Copy out each line of the listing that has the word "Normal" in it.

BEGIN Entries supplied

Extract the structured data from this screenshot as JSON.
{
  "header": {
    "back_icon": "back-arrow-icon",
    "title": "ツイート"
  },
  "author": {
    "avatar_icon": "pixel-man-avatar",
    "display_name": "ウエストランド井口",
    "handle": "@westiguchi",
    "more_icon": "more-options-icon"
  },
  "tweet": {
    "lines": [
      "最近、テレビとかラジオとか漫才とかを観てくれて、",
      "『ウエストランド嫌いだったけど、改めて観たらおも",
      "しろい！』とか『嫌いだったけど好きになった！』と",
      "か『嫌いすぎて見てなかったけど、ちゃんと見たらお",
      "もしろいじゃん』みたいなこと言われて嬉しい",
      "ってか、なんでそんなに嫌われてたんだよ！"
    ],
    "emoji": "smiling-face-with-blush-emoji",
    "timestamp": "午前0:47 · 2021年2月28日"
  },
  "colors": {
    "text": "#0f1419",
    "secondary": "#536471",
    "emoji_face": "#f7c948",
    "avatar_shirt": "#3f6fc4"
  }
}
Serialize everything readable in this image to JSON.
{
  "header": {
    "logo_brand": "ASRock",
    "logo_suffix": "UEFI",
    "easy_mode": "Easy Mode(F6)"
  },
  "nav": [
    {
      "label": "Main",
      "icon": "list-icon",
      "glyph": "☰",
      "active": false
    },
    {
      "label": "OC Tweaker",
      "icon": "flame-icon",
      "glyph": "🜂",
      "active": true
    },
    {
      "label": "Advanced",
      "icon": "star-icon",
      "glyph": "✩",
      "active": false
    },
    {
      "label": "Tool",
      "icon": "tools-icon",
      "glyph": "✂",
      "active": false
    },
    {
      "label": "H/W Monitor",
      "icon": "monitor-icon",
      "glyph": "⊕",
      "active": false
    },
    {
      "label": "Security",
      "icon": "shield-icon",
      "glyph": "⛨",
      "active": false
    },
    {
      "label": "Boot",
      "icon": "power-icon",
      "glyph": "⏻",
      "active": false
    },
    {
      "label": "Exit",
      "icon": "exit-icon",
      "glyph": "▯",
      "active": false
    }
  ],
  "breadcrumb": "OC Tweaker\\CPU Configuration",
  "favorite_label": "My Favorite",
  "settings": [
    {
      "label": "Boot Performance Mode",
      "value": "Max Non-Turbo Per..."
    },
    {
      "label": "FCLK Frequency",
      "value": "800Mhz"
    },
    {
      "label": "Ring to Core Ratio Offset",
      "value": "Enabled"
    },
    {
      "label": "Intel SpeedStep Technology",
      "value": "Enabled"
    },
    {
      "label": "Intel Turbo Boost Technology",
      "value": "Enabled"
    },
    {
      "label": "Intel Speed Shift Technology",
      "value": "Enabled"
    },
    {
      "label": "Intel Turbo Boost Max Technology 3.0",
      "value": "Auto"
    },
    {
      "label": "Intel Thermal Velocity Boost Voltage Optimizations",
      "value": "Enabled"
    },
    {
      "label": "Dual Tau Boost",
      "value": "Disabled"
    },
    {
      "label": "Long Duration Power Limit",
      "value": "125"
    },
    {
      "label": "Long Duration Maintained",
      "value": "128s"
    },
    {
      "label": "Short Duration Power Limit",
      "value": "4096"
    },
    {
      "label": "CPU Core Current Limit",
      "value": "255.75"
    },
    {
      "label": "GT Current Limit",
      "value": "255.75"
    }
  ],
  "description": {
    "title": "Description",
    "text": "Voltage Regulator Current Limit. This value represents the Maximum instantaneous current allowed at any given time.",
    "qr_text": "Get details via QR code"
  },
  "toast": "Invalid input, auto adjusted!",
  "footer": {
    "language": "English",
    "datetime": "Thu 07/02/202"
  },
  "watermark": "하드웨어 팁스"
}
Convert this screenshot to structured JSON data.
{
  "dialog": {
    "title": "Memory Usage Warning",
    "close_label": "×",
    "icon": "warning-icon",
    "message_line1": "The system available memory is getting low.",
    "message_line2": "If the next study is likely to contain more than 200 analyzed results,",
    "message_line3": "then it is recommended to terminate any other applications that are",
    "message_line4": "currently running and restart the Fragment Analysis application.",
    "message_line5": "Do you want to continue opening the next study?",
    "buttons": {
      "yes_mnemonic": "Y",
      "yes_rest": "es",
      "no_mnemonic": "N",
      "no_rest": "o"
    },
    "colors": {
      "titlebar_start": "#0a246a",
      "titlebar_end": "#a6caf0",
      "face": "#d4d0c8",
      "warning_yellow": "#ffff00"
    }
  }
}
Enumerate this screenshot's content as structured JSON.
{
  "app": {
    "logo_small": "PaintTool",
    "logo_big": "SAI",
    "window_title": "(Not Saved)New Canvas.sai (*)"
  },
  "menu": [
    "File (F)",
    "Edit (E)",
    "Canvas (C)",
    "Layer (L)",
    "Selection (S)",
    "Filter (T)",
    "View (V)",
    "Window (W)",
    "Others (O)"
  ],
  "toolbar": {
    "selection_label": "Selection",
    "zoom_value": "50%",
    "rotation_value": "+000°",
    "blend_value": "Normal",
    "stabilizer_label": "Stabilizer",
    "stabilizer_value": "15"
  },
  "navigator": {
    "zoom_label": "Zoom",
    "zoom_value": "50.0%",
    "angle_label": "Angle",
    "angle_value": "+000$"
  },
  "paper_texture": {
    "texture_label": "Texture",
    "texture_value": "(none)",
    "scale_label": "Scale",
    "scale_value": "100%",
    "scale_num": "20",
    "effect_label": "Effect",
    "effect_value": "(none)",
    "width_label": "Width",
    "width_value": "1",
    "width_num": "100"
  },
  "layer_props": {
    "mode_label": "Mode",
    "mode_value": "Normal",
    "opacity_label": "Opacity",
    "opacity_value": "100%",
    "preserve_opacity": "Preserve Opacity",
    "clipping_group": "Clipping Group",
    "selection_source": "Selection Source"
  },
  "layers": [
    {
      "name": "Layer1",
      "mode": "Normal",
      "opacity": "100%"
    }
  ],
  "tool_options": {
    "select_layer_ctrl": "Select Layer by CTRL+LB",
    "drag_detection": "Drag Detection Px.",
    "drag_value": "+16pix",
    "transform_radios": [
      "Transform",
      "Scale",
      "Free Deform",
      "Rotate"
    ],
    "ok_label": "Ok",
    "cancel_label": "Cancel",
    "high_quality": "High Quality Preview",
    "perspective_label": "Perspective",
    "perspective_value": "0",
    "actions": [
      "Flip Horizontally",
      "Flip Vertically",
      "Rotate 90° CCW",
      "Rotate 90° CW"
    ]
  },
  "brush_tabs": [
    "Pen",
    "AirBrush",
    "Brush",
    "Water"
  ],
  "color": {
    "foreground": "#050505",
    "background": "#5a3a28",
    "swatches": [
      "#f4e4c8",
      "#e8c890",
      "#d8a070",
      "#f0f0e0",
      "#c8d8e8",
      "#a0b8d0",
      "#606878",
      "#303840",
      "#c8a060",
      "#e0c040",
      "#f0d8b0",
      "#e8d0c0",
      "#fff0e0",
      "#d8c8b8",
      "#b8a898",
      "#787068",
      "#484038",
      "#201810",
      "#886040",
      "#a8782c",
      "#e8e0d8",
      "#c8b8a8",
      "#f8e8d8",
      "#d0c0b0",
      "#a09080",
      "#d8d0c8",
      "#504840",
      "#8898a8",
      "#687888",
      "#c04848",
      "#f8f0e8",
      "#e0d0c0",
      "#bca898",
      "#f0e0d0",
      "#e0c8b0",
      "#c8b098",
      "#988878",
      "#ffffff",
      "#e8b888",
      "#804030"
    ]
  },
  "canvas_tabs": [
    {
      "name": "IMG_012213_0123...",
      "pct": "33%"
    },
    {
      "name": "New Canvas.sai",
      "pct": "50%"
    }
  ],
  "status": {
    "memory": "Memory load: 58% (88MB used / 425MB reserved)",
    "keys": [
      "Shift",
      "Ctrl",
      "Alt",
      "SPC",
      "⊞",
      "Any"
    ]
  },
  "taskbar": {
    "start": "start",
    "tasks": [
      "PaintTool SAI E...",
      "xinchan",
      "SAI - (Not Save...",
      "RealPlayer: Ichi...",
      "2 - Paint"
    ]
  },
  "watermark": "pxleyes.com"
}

END Entries supplied

## Response
    "blend_value": "Normal",
    "mode_value": "Normal",
      "mode": "Normal",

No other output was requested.